AIM: Transcribe the material exactly. Images do not belong in the copy.
[start of DATASET RECORDS]
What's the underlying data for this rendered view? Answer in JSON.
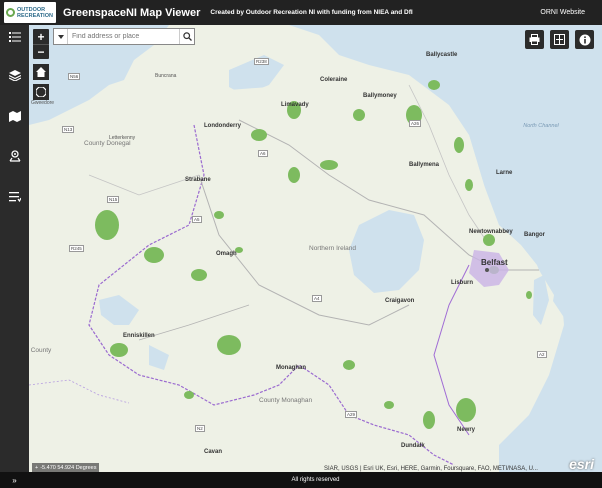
{
  "header": {
    "logo_text_1": "OUTDOOR",
    "logo_text_2": "RECREATION",
    "title": "GreenspaceNI Map Viewer",
    "subtitle": "Created by Outdoor Recreation NI with funding from NIEA and DfI",
    "link": "ORNI Website"
  },
  "sidebar": {
    "items": [
      {
        "icon": "list-icon"
      },
      {
        "icon": "layers-icon"
      },
      {
        "icon": "basemap-icon"
      },
      {
        "icon": "share-icon"
      },
      {
        "icon": "details-icon"
      }
    ],
    "collapse_label": "»"
  },
  "controls": {
    "zoom_in": "+",
    "zoom_out": "−",
    "search_placeholder": "Find address or place"
  },
  "map_labels": {
    "places": [
      "Buncrana",
      "Gweedore",
      "Coleraine",
      "Ballymoney",
      "Limavady",
      "Londonderry",
      "Letterkenny",
      "Ballymena",
      "Larne",
      "Strabane",
      "Newtownabbey",
      "Bangor",
      "Belfast",
      "Omagh",
      "Lisburn",
      "Craigavon",
      "Enniskillen",
      "Monaghan",
      "Newry",
      "Cavan",
      "Dundalk",
      "Ballycastle"
    ],
    "regions": {
      "donegal": "County Donegal",
      "ni": "Northern Ireland",
      "monaghan": "County Monaghan",
      "county_left": "County"
    },
    "sea": "North Channel",
    "roads": [
      "N56",
      "R238",
      "N13",
      "N15",
      "A6",
      "A5",
      "A4",
      "A29",
      "A2",
      "N2",
      "R245",
      "A26"
    ]
  },
  "status": {
    "coordinates": "-5.470 54.924 Degrees",
    "attribution": "SIAR, USGS | Esri UK, Esri, HERE, Garmin, Foursquare, FAO, METI/NASA, U...",
    "rights": "All rights reserved",
    "esri": "esri"
  },
  "colors": {
    "header_bg": "#222222",
    "land": "#eef1e6",
    "water": "#cfe1ed",
    "greenspace": "#7dbb5f",
    "boundary": "#9b6bd0"
  }
}
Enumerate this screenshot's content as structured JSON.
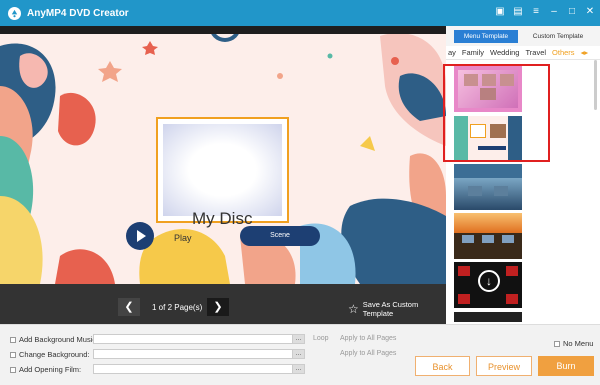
{
  "app": {
    "title": "AnyMP4 DVD Creator"
  },
  "window_controls": [
    "save-icon",
    "file-icon",
    "menu-icon",
    "minimize-icon",
    "maximize-icon",
    "close-icon"
  ],
  "preview": {
    "disc_title": "My Disc",
    "play_label": "Play",
    "scene_label": "Scene"
  },
  "pager": {
    "page_text": "1 of 2 Page(s)",
    "prev_icon": "chevron-left-icon",
    "next_icon": "chevron-right-icon",
    "save_template_label": "Save As Custom Template"
  },
  "sidebar": {
    "tabs": {
      "menu": "Menu Template",
      "custom": "Custom Template"
    },
    "categories": [
      "ay",
      "Family",
      "Wedding",
      "Travel",
      "Others"
    ],
    "selected_category": "Others"
  },
  "options": {
    "bg_music": "Add Background Music:",
    "loop": "Loop",
    "apply1": "Apply to All Pages",
    "change_bg": "Change Background:",
    "apply2": "Apply to All Pages",
    "opening_film": "Add Opening Film:",
    "no_menu": "No Menu",
    "dots": "..."
  },
  "buttons": {
    "back": "Back",
    "preview": "Preview",
    "burn": "Burn"
  },
  "colors": {
    "titlebar": "#2196c9",
    "accent": "#f0a040",
    "selection": "#e02020"
  }
}
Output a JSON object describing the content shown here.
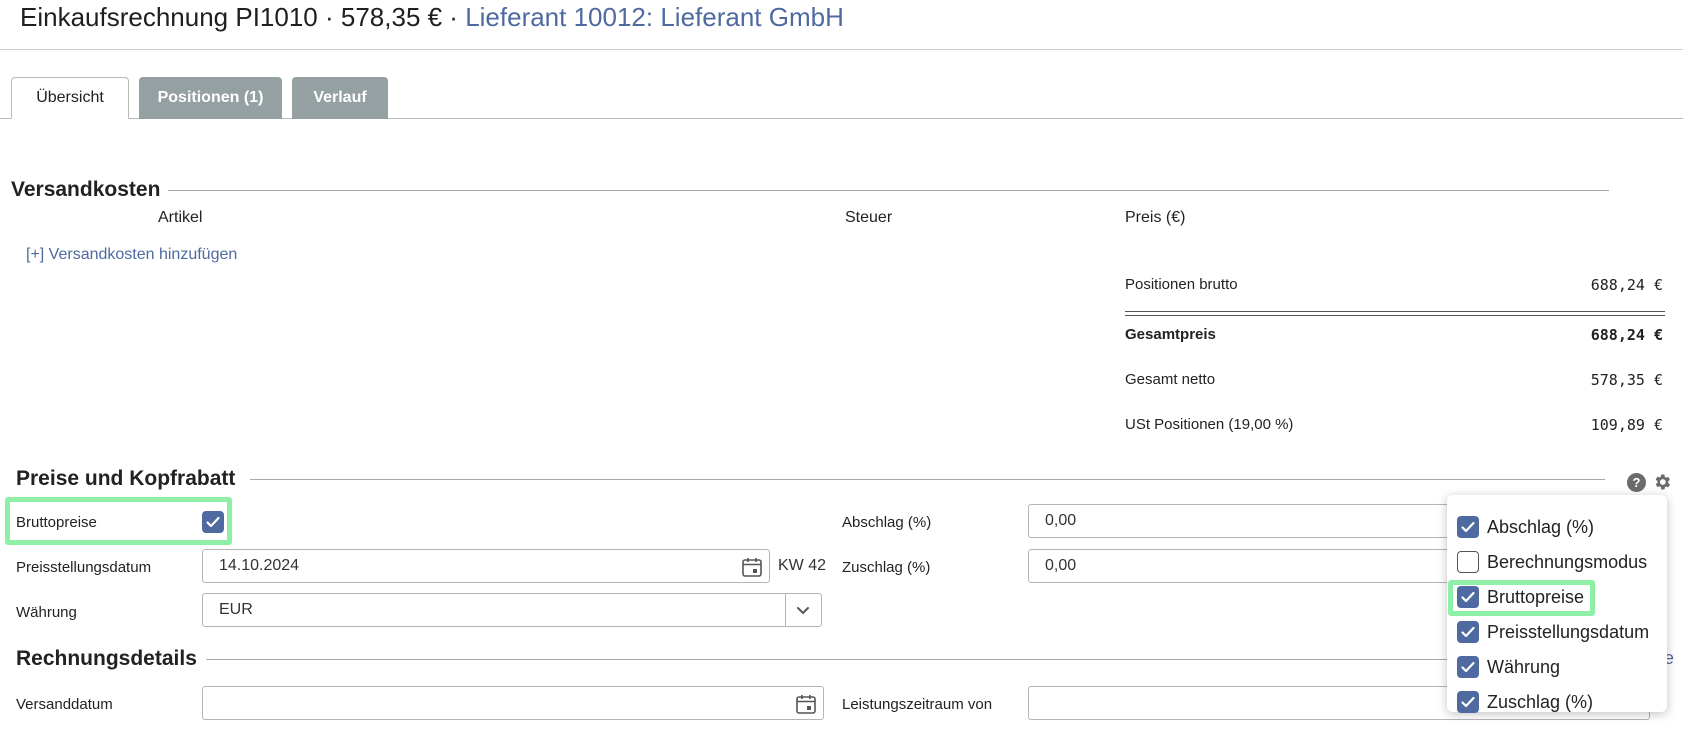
{
  "header": {
    "title_prefix": "Einkaufsrechnung PI1010 · 578,35 € · ",
    "supplier_link": "Lieferant 10012: Lieferant GmbH"
  },
  "tabs": [
    {
      "label": "Übersicht",
      "active": true
    },
    {
      "label": "Positionen (1)",
      "active": false
    },
    {
      "label": "Verlauf",
      "active": false
    }
  ],
  "shipping": {
    "title": "Versandkosten",
    "columns": [
      "Artikel",
      "Steuer",
      "Preis (€)"
    ],
    "add_link": "[+] Versandkosten hinzufügen"
  },
  "totals": [
    {
      "label": "Positionen brutto",
      "value": "688,24 €",
      "bold": false
    },
    {
      "label": "Gesamtpreis",
      "value": "688,24 €",
      "bold": true
    },
    {
      "label": "Gesamt netto",
      "value": "578,35 €",
      "bold": false
    },
    {
      "label": "USt Positionen (19,00 %)",
      "value": "109,89 €",
      "bold": false
    }
  ],
  "prices": {
    "title": "Preise und Kopfrabatt",
    "brutto_label": "Bruttopreise",
    "brutto_checked": true,
    "date_label": "Preisstellungsdatum",
    "date_value": "14.10.2024",
    "kw": "KW 42",
    "currency_label": "Währung",
    "currency_value": "EUR",
    "discount_label": "Abschlag (%)",
    "discount_value": "0,00",
    "surcharge_label": "Zuschlag (%)",
    "surcharge_value": "0,00"
  },
  "invoice_details": {
    "title": "Rechnungsdetails",
    "ship_date_label": "Versanddatum",
    "ship_date_value": "",
    "period_from_label": "Leistungszeitraum von",
    "period_from_value": ""
  },
  "column_menu": {
    "items": [
      {
        "label": "Abschlag (%)",
        "checked": true
      },
      {
        "label": "Berechnungsmodus",
        "checked": false
      },
      {
        "label": "Bruttopreise",
        "checked": true
      },
      {
        "label": "Preisstellungsdatum",
        "checked": true
      },
      {
        "label": "Währung",
        "checked": true
      },
      {
        "label": "Zuschlag (%)",
        "checked": true
      }
    ]
  },
  "colors": {
    "accent": "#4f6aa0",
    "tab_inactive": "#95a0a3",
    "highlight": "#8ef0a6"
  },
  "icons": [
    "help-icon",
    "gear-icon",
    "calendar-icon",
    "chevron-down-icon",
    "check-icon"
  ]
}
[end of DATASET RECORDS]
REPLY TO THE TASK:
What's the underlying data for this rendered view? Answer in JSON.
{
  "header": {
    "logo_text_1": "OUTDOOR",
    "logo_text_2": "RECREATION",
    "title": "GreenspaceNI Map Viewer",
    "subtitle": "Created by Outdoor Recreation NI with funding from NIEA and DfI",
    "link": "ORNI Website"
  },
  "sidebar": {
    "items": [
      {
        "icon": "list-icon"
      },
      {
        "icon": "layers-icon"
      },
      {
        "icon": "basemap-icon"
      },
      {
        "icon": "share-icon"
      },
      {
        "icon": "details-icon"
      }
    ],
    "collapse_label": "»"
  },
  "controls": {
    "zoom_in": "+",
    "zoom_out": "−",
    "search_placeholder": "Find address or place"
  },
  "map_labels": {
    "places": [
      "Buncrana",
      "Gweedore",
      "Coleraine",
      "Ballymoney",
      "Limavady",
      "Londonderry",
      "Letterkenny",
      "Ballymena",
      "Larne",
      "Strabane",
      "Newtownabbey",
      "Bangor",
      "Belfast",
      "Omagh",
      "Lisburn",
      "Craigavon",
      "Enniskillen",
      "Monaghan",
      "Newry",
      "Cavan",
      "Dundalk",
      "Ballycastle"
    ],
    "regions": {
      "donegal": "County Donegal",
      "ni": "Northern Ireland",
      "monaghan": "County Monaghan",
      "county_left": "County"
    },
    "sea": "North Channel",
    "roads": [
      "N56",
      "R238",
      "N13",
      "N15",
      "A6",
      "A5",
      "A4",
      "A29",
      "A2",
      "N2",
      "R245",
      "A26"
    ]
  },
  "status": {
    "coordinates": "-5.470 54.924 Degrees",
    "attribution": "SIAR, USGS | Esri UK, Esri, HERE, Garmin, Foursquare, FAO, METI/NASA, U...",
    "rights": "All rights reserved",
    "esri": "esri"
  },
  "colors": {
    "header_bg": "#222222",
    "land": "#eef1e6",
    "water": "#cfe1ed",
    "greenspace": "#7dbb5f",
    "boundary": "#9b6bd0"
  }
}
Enumerate this screenshot's content as structured JSON.
{
  "app": {
    "title": "AnyMP4 DVD Creator"
  },
  "window_controls": [
    "save-icon",
    "file-icon",
    "menu-icon",
    "minimize-icon",
    "maximize-icon",
    "close-icon"
  ],
  "preview": {
    "disc_title": "My Disc",
    "play_label": "Play",
    "scene_label": "Scene"
  },
  "pager": {
    "page_text": "1 of 2 Page(s)",
    "prev_icon": "chevron-left-icon",
    "next_icon": "chevron-right-icon",
    "save_template_label": "Save As Custom Template"
  },
  "sidebar": {
    "tabs": {
      "menu": "Menu Template",
      "custom": "Custom Template"
    },
    "categories": [
      "ay",
      "Family",
      "Wedding",
      "Travel",
      "Others"
    ],
    "selected_category": "Others"
  },
  "options": {
    "bg_music": "Add Background Music:",
    "loop": "Loop",
    "apply1": "Apply to All Pages",
    "change_bg": "Change Background:",
    "apply2": "Apply to All Pages",
    "opening_film": "Add Opening Film:",
    "no_menu": "No Menu",
    "dots": "..."
  },
  "buttons": {
    "back": "Back",
    "preview": "Preview",
    "burn": "Burn"
  },
  "colors": {
    "titlebar": "#2196c9",
    "accent": "#f0a040",
    "selection": "#e02020"
  }
}
Output a JSON object describing the content shown here.
{
  "header": {
    "title_prefix": "Einkaufsrechnung PI1010 · 578,35 € · ",
    "supplier_link": "Lieferant 10012: Lieferant GmbH"
  },
  "tabs": [
    {
      "label": "Übersicht",
      "active": true
    },
    {
      "label": "Positionen (1)",
      "active": false
    },
    {
      "label": "Verlauf",
      "active": false
    }
  ],
  "shipping": {
    "title": "Versandkosten",
    "columns": [
      "Artikel",
      "Steuer",
      "Preis (€)"
    ],
    "add_link": "[+] Versandkosten hinzufügen"
  },
  "totals": [
    {
      "label": "Positionen brutto",
      "value": "688,24 €",
      "bold": false
    },
    {
      "label": "Gesamtpreis",
      "value": "688,24 €",
      "bold": true
    },
    {
      "label": "Gesamt netto",
      "value": "578,35 €",
      "bold": false
    },
    {
      "label": "USt Positionen (19,00 %)",
      "value": "109,89 €",
      "bold": false
    }
  ],
  "prices": {
    "title": "Preise und Kopfrabatt",
    "brutto_label": "Bruttopreise",
    "brutto_checked": true,
    "date_label": "Preisstellungsdatum",
    "date_value": "14.10.2024",
    "kw": "KW 42",
    "currency_label": "Währung",
    "currency_value": "EUR",
    "discount_label": "Abschlag (%)",
    "discount_value": "0,00",
    "surcharge_label": "Zuschlag (%)",
    "surcharge_value": "0,00"
  },
  "invoice_details": {
    "title": "Rechnungsdetails",
    "ship_date_label": "Versanddatum",
    "ship_date_value": "",
    "period_from_label": "Leistungszeitraum von",
    "period_from_value": ""
  },
  "column_menu": {
    "items": [
      {
        "label": "Abschlag (%)",
        "checked": true
      },
      {
        "label": "Berechnungsmodus",
        "checked": false
      },
      {
        "label": "Bruttopreise",
        "checked": true
      },
      {
        "label": "Preisstellungsdatum",
        "checked": true
      },
      {
        "label": "Währung",
        "checked": true
      },
      {
        "label": "Zuschlag (%)",
        "checked": true
      }
    ]
  },
  "colors": {
    "accent": "#4f6aa0",
    "tab_inactive": "#95a0a3",
    "highlight": "#8ef0a6"
  },
  "icons": [
    "help-icon",
    "gear-icon",
    "calendar-icon",
    "chevron-down-icon",
    "check-icon"
  ]
}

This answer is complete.